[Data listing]
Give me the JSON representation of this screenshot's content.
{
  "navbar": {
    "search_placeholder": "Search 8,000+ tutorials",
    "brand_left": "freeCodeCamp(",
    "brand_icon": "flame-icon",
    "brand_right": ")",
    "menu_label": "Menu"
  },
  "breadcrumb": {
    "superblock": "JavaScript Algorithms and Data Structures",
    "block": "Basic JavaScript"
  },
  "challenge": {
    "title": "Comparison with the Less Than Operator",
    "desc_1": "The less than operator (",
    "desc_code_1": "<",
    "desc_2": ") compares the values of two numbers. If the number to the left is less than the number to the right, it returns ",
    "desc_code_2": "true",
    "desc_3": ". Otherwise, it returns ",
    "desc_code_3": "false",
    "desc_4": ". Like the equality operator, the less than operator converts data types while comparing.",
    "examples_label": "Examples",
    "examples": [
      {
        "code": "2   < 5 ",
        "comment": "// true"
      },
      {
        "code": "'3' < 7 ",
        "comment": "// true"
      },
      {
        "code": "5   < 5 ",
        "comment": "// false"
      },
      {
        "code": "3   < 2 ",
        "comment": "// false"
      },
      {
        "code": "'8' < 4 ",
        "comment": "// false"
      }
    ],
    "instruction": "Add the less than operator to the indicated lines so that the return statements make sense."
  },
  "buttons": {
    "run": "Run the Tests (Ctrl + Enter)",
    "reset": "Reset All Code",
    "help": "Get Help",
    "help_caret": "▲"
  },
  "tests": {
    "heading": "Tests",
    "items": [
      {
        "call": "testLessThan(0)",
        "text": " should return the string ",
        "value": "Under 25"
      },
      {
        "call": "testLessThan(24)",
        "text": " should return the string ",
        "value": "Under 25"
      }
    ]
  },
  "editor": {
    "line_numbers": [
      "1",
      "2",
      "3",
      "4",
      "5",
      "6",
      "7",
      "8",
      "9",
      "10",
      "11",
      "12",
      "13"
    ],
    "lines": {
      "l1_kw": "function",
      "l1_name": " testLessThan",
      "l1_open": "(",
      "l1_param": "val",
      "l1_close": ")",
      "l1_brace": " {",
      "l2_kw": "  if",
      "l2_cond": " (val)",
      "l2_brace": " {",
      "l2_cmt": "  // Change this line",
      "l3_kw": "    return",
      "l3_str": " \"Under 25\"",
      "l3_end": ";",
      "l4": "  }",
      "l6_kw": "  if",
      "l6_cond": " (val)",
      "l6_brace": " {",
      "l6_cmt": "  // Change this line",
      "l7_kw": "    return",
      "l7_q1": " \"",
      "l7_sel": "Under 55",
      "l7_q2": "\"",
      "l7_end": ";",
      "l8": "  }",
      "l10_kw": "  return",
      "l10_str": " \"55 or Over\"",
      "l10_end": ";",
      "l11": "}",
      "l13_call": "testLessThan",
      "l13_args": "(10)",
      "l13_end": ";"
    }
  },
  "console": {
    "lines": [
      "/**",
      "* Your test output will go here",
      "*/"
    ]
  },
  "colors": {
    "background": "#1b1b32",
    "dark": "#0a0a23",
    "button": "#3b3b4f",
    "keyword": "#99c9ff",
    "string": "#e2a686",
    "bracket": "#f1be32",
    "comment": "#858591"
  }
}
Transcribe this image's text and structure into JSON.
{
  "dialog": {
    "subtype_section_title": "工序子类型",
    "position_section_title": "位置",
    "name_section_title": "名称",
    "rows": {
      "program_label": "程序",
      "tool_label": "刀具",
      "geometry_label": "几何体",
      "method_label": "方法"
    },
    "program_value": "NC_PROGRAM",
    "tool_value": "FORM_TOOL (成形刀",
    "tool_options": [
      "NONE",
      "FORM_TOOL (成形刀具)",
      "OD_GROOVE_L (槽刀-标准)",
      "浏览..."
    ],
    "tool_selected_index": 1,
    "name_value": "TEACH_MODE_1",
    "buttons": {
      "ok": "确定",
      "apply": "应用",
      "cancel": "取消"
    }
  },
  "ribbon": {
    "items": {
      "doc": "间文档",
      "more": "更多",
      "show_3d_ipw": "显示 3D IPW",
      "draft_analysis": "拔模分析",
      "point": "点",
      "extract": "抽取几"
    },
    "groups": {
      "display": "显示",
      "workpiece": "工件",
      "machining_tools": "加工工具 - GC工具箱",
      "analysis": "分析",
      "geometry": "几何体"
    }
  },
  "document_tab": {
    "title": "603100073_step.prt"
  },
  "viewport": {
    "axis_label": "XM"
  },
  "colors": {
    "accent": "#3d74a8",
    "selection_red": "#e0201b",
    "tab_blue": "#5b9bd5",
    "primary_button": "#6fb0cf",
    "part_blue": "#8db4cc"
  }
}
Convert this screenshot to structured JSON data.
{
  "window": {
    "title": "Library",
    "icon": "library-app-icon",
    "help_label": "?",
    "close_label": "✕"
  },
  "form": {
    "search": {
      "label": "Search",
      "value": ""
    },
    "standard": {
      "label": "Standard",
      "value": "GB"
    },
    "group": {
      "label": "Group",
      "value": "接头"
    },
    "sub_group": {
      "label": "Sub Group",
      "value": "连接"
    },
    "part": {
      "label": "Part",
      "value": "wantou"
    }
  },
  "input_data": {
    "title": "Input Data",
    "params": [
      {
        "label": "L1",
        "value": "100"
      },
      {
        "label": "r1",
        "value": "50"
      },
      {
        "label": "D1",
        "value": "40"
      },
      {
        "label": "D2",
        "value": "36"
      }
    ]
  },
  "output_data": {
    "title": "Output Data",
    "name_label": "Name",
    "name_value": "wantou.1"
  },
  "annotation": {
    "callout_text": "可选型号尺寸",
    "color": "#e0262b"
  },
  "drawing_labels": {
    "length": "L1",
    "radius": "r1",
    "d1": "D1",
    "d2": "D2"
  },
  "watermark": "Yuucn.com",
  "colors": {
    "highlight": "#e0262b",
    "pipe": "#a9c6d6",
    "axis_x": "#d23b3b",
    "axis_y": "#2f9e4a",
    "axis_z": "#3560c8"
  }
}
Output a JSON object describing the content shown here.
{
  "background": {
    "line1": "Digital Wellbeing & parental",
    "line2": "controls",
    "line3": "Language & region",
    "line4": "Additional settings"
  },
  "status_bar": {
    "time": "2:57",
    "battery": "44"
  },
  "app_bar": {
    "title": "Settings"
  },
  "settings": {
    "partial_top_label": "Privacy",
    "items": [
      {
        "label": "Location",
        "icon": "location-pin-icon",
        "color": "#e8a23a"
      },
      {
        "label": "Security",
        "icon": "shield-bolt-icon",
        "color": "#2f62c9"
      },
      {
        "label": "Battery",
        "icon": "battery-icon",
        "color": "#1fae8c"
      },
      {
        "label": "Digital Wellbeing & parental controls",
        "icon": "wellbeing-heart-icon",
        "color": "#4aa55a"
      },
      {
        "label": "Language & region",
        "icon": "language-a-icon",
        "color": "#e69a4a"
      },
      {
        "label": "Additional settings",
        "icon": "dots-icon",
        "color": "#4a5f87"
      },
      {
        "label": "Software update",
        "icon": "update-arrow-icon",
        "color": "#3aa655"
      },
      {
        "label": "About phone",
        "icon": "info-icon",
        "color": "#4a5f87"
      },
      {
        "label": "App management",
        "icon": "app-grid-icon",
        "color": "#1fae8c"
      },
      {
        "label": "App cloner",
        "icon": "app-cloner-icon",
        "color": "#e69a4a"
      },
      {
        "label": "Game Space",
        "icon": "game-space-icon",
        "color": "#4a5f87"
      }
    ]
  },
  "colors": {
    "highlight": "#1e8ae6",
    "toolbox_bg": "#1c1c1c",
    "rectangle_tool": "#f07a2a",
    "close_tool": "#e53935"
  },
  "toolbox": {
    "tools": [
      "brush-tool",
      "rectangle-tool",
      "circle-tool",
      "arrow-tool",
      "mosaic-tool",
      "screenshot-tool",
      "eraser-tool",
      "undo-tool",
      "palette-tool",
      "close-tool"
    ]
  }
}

Exercise brief: Select all lines with the word "Under" from the entries above.

Exercise answer:
        "value": "Under 25"
        "value": "Under 25"
      "l3_str": " \"Under 25\"",
      "l7_sel": "Under 55",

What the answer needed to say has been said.